■ **What to work on**: For the material that follows, list every line containing the word "down".

══ Extracted data

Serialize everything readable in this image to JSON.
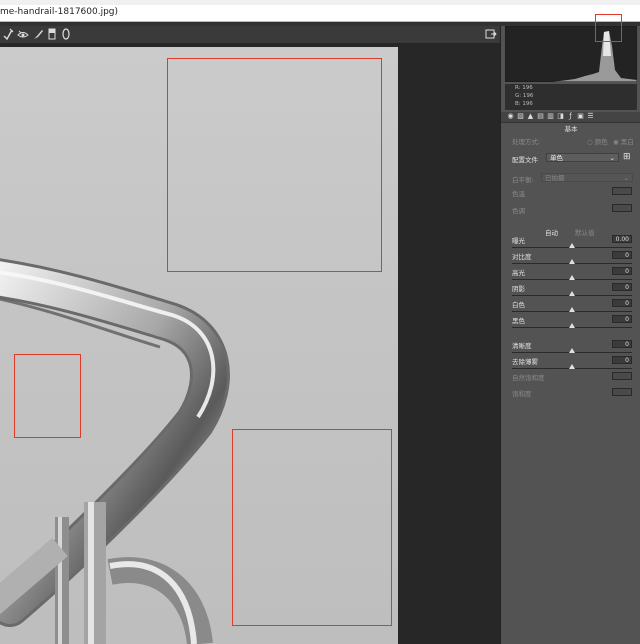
{
  "window": {
    "title": "me-handrail-1817600.jpg)"
  },
  "menu": {
    "items": [
      "",
      "",
      "",
      "",
      ""
    ]
  },
  "histogram": {
    "r_label": "R:",
    "r_value": "196",
    "g_label": "G:",
    "g_value": "196",
    "b_label": "B:",
    "b_value": "196"
  },
  "panel": {
    "section_title": "基本",
    "treatment_label": "处理方式:",
    "treatment_color": "颜色",
    "treatment_bw": "黑白",
    "profile_label": "配置文件",
    "profile_value": "单色",
    "wb_label": "白平衡:",
    "wb_value": "已拍摄",
    "temp_label": "色温",
    "tint_label": "色调",
    "auto_label": "自动",
    "default_label": "默认值",
    "sliders": [
      {
        "name": "曝光",
        "value": "0.00",
        "enabled": true
      },
      {
        "name": "对比度",
        "value": "0",
        "enabled": true
      },
      {
        "name": "高光",
        "value": "0",
        "enabled": true
      },
      {
        "name": "阴影",
        "value": "0",
        "enabled": true
      },
      {
        "name": "白色",
        "value": "0",
        "enabled": true
      },
      {
        "name": "黑色",
        "value": "0",
        "enabled": true
      },
      {
        "name": "清晰度",
        "value": "0",
        "enabled": true
      },
      {
        "name": "去除薄雾",
        "value": "0",
        "enabled": true
      },
      {
        "name": "自然饱和度",
        "value": "",
        "enabled": false
      },
      {
        "name": "饱和度",
        "value": "",
        "enabled": false
      }
    ]
  },
  "colors": {
    "highlight_box": "#e03a2a",
    "panel_bg": "#535353"
  }
}
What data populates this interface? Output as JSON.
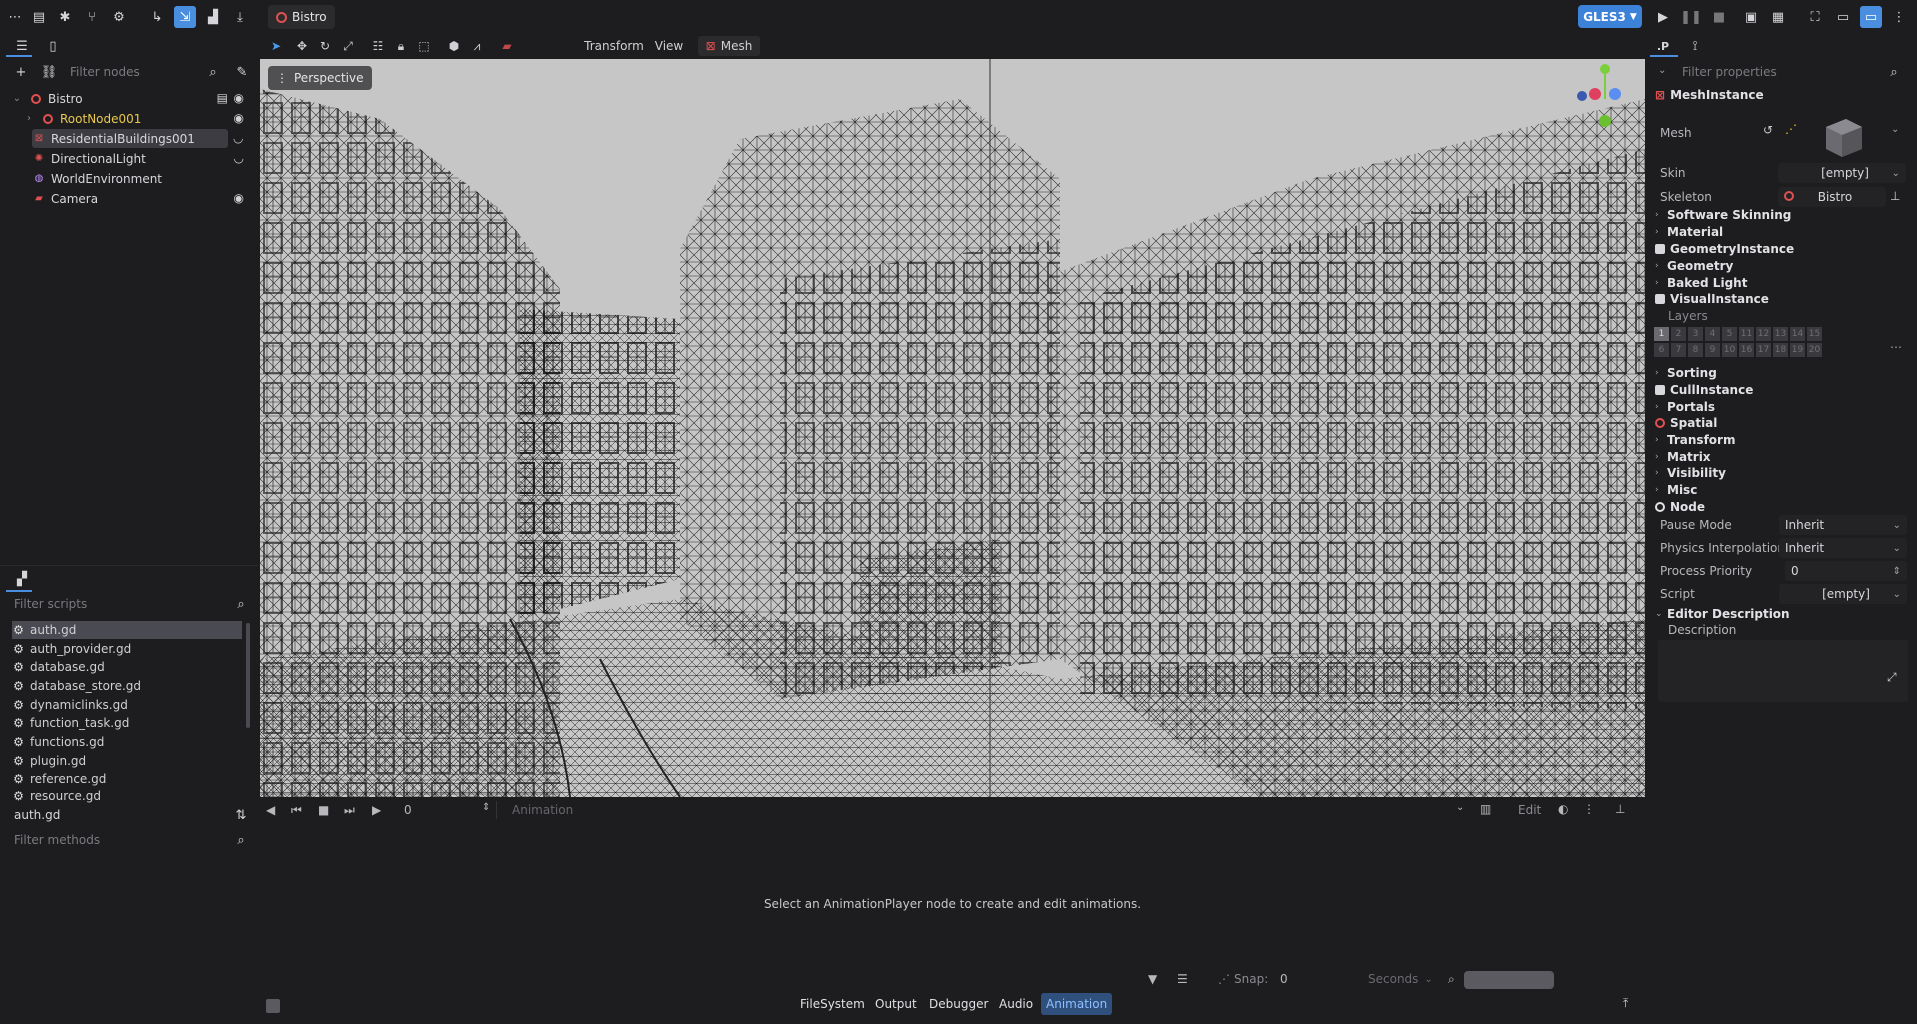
{
  "scene_tab": {
    "label": "Bistro"
  },
  "renderer": {
    "label": "GLES3"
  },
  "viewport_menu": {
    "transform": "Transform",
    "view": "View",
    "mesh": "Mesh"
  },
  "viewport": {
    "perspective_label": "Perspective"
  },
  "scene_tree": {
    "filter_placeholder": "Filter nodes",
    "nodes": [
      {
        "label": "Bistro",
        "icon": "node3d-icon"
      },
      {
        "label": "RootNode001",
        "icon": "node3d-icon"
      },
      {
        "label": "ResidentialBuildings001",
        "icon": "mesh-instance-icon"
      },
      {
        "label": "DirectionalLight",
        "icon": "light-icon"
      },
      {
        "label": "WorldEnvironment",
        "icon": "globe-icon"
      },
      {
        "label": "Camera",
        "icon": "camera-icon"
      }
    ]
  },
  "scripts": {
    "filter_placeholder": "Filter scripts",
    "items": [
      "auth.gd",
      "auth_provider.gd",
      "database.gd",
      "database_store.gd",
      "dynamiclinks.gd",
      "function_task.gd",
      "functions.gd",
      "plugin.gd",
      "reference.gd",
      "resource.gd"
    ],
    "current": "auth.gd",
    "methods_placeholder": "Filter methods"
  },
  "animation": {
    "time": "0",
    "name_placeholder": "Animation",
    "edit_label": "Edit",
    "empty_message": "Select an AnimationPlayer node to create and edit animations.",
    "snap_label": "Snap:",
    "snap_value": "0",
    "unit": "Seconds"
  },
  "bottom_tabs": [
    "FileSystem",
    "Output",
    "Debugger",
    "Audio",
    "Animation"
  ],
  "inspector": {
    "filter_placeholder": "Filter properties",
    "class_name": "MeshInstance",
    "mesh_label": "Mesh",
    "skin_label": "Skin",
    "skin_value": "[empty]",
    "skeleton_label": "Skeleton",
    "skeleton_value": "Bistro",
    "sections": [
      "Software Skinning",
      "Material",
      "GeometryInstance",
      "Geometry",
      "Baked Light",
      "VisualInstance"
    ],
    "layers_label": "Layers",
    "layers_row1": [
      "1",
      "2",
      "3",
      "4",
      "5",
      "11",
      "12",
      "13",
      "14",
      "15"
    ],
    "layers_row2": [
      "6",
      "7",
      "8",
      "9",
      "10",
      "16",
      "17",
      "18",
      "19",
      "20"
    ],
    "sections2": [
      "Sorting",
      "CullInstance",
      "Portals",
      "Spatial",
      "Transform",
      "Matrix",
      "Visibility",
      "Misc",
      "Node"
    ],
    "pause_mode_label": "Pause Mode",
    "pause_mode_value": "Inherit",
    "physics_interp_label": "Physics Interpolation",
    "physics_interp_value": "Inherit",
    "process_priority_label": "Process Priority",
    "process_priority_value": "0",
    "script_label": "Script",
    "script_value": "[empty]",
    "editor_desc_label": "Editor Description",
    "description_label": "Description"
  }
}
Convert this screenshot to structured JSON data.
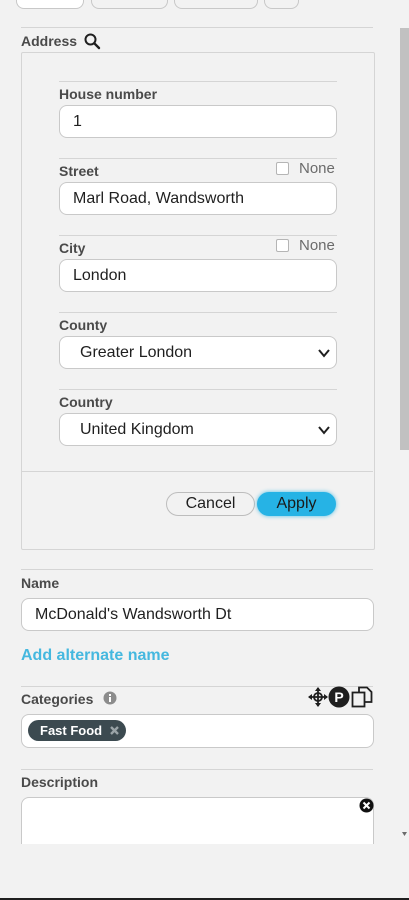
{
  "address": {
    "label": "Address",
    "house_number_label": "House number",
    "house_number_value": "1",
    "street_label": "Street",
    "street_value": "Marl Road, Wandsworth",
    "street_none_label": "None",
    "city_label": "City",
    "city_value": "London",
    "city_none_label": "None",
    "county_label": "County",
    "county_value": "Greater London",
    "country_label": "Country",
    "country_value": "United Kingdom",
    "cancel_label": "Cancel",
    "apply_label": "Apply"
  },
  "name": {
    "label": "Name",
    "value": "McDonald's Wandsworth Dt",
    "add_alternate_label": "Add alternate name"
  },
  "categories": {
    "label": "Categories",
    "chips": [
      "Fast Food"
    ]
  },
  "description": {
    "label": "Description",
    "value": ""
  },
  "colors": {
    "accent": "#26b3e5",
    "link": "#45b8df",
    "chip": "#3c4a50"
  },
  "icons": [
    "search-icon",
    "info-icon",
    "move-icon",
    "parking-icon",
    "copy-icon",
    "clear-icon",
    "chevron-down-icon",
    "remove-chip-icon"
  ]
}
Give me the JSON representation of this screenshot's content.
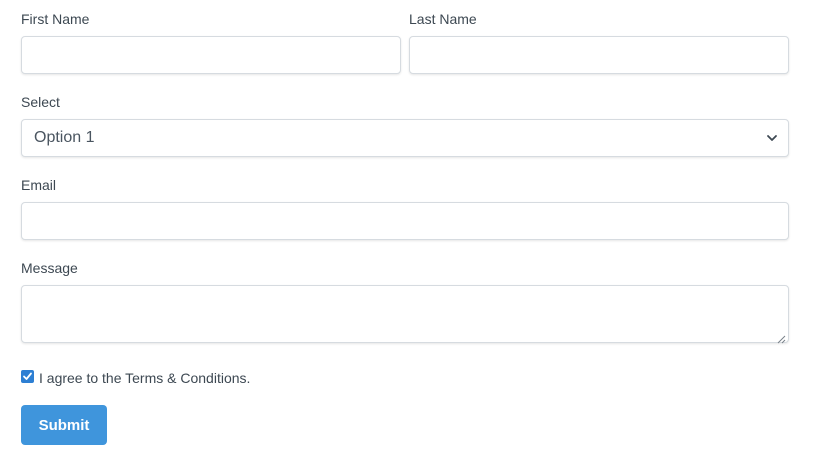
{
  "form": {
    "first_name": {
      "label": "First Name",
      "value": "",
      "placeholder": ""
    },
    "last_name": {
      "label": "Last Name",
      "value": "",
      "placeholder": ""
    },
    "select": {
      "label": "Select",
      "selected": "Option 1"
    },
    "email": {
      "label": "Email",
      "value": "",
      "placeholder": ""
    },
    "message": {
      "label": "Message",
      "value": "",
      "placeholder": ""
    },
    "agree": {
      "label": "I agree to the Terms & Conditions.",
      "checked": true
    },
    "submit_label": "Submit"
  },
  "colors": {
    "accent": "#3f95dc",
    "checkbox": "#2d7fd3",
    "input_border": "#d6dbe0",
    "text": "#3d4852"
  },
  "icons": {
    "select_arrow": "chevron-down-icon",
    "textarea_resize": "resize-grip-icon",
    "checkbox_mark": "checkmark-icon"
  }
}
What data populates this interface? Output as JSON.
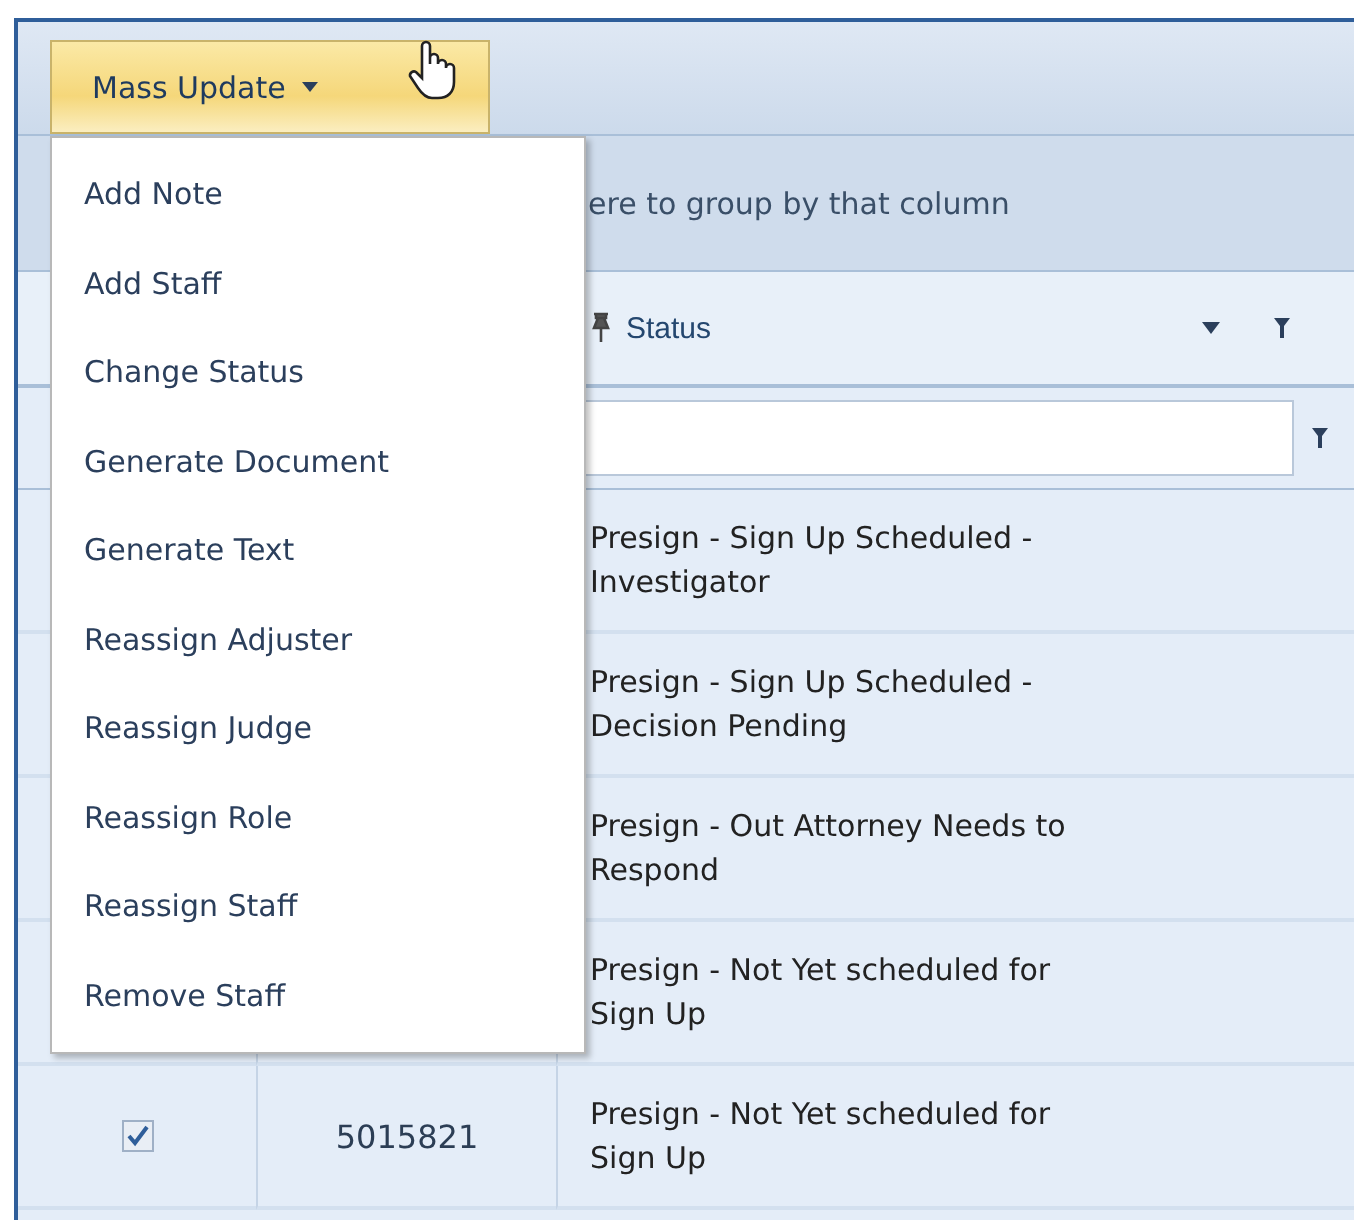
{
  "toolbar": {
    "mass_update_button": "Mass Update"
  },
  "menu": {
    "items": [
      "Add Note",
      "Add Staff",
      "Change Status",
      "Generate Document",
      "Generate Text",
      "Reassign Adjuster",
      "Reassign Judge",
      "Reassign Role",
      "Reassign Staff",
      "Remove Staff"
    ]
  },
  "group_panel": {
    "hint": "ere to group by that column"
  },
  "columns": [
    {
      "label": "Status"
    }
  ],
  "rows": [
    {
      "status": "Presign - Sign Up Scheduled - Investigator"
    },
    {
      "status": "Presign - Sign Up Scheduled - Decision Pending"
    },
    {
      "status": "Presign - Out Attorney Needs to Respond"
    },
    {
      "status": "Presign - Not Yet scheduled for Sign Up"
    },
    {
      "checked": true,
      "id": "5015821",
      "status": "Presign - Not Yet scheduled for Sign Up"
    }
  ]
}
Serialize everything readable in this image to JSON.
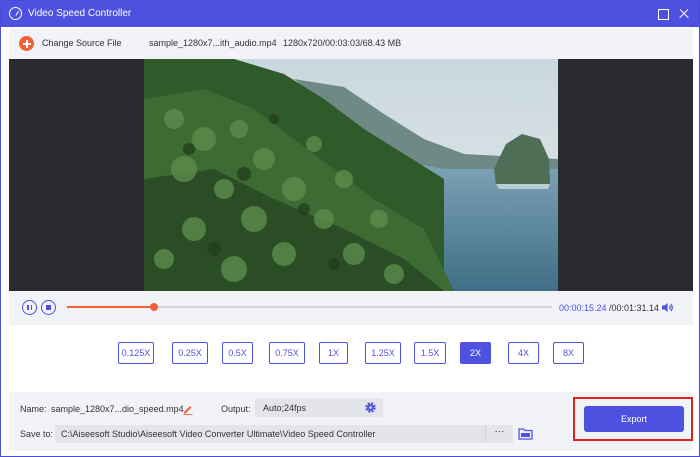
{
  "window": {
    "title": "Video Speed Controller",
    "accent_color": "#4e51e0"
  },
  "source": {
    "change_label": "Change Source File",
    "file_name": "sample_1280x7...ith_audio.mp4",
    "file_info": "1280x720/00:03:03/68.43 MB"
  },
  "playback": {
    "progress": 0.18,
    "current_time": "00:00:15.24",
    "total_time": "/00:01:31.14"
  },
  "speed": {
    "options": [
      "0.125X",
      "0.25X",
      "0.5X",
      "0.75X",
      "1X",
      "1.25X",
      "1.5X",
      "2X",
      "4X",
      "8X"
    ],
    "selected": "2X"
  },
  "output": {
    "name_label": "Name:",
    "name_value": "sample_1280x7...dio_speed.mp4",
    "output_label": "Output:",
    "output_value": "Auto;24fps",
    "save_label": "Save to:",
    "save_path": "C:\\Aiseesoft Studio\\Aiseesoft Video Converter Ultimate\\Video Speed Controller",
    "browse_label": "···",
    "export_label": "Export"
  }
}
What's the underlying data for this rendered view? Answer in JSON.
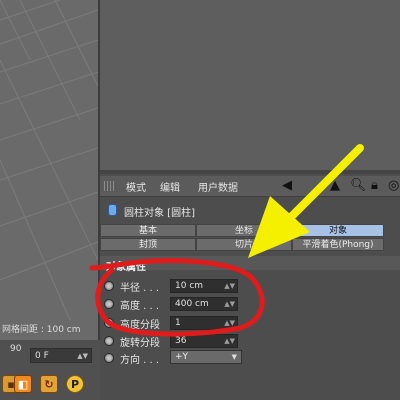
{
  "viewport": {
    "grid_spacing_label": "网格间距 : 100 cm"
  },
  "timeline": {
    "frame_marker": "90",
    "frame_field": "0 F"
  },
  "attribute_manager": {
    "menu": [
      "模式",
      "编辑",
      "用户数据"
    ],
    "object_title": "圆柱对象 [圆柱]",
    "tabs_row1": [
      "基本",
      "坐标",
      "对象"
    ],
    "tabs_row2": [
      "封顶",
      "切片",
      "平滑着色(Phong)"
    ],
    "active_tab": "对象",
    "section_title": "对象属性",
    "properties": [
      {
        "label": "半径 . . .",
        "value": "10 cm"
      },
      {
        "label": "高度 . . .",
        "value": "400 cm"
      },
      {
        "label": "高度分段",
        "value": "1"
      },
      {
        "label": "旋转分段",
        "value": "36"
      },
      {
        "label": "方向 . . .",
        "value": "+Y"
      }
    ]
  },
  "colors": {
    "annotation_red": "#e01b1b",
    "annotation_arrow": "#f4f000",
    "active_tab": "#a7c2e6"
  },
  "icons": [
    "arrow-cursor-icon",
    "arrow-left-icon",
    "search-icon",
    "lock-icon",
    "target-icon",
    "cylinder-object-icon",
    "keyframe-icon",
    "record-icon",
    "autokey-icon"
  ]
}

════

■ **The response**:
    "chevron-down-icon",
    "select_arrow": "chevron-down-icon",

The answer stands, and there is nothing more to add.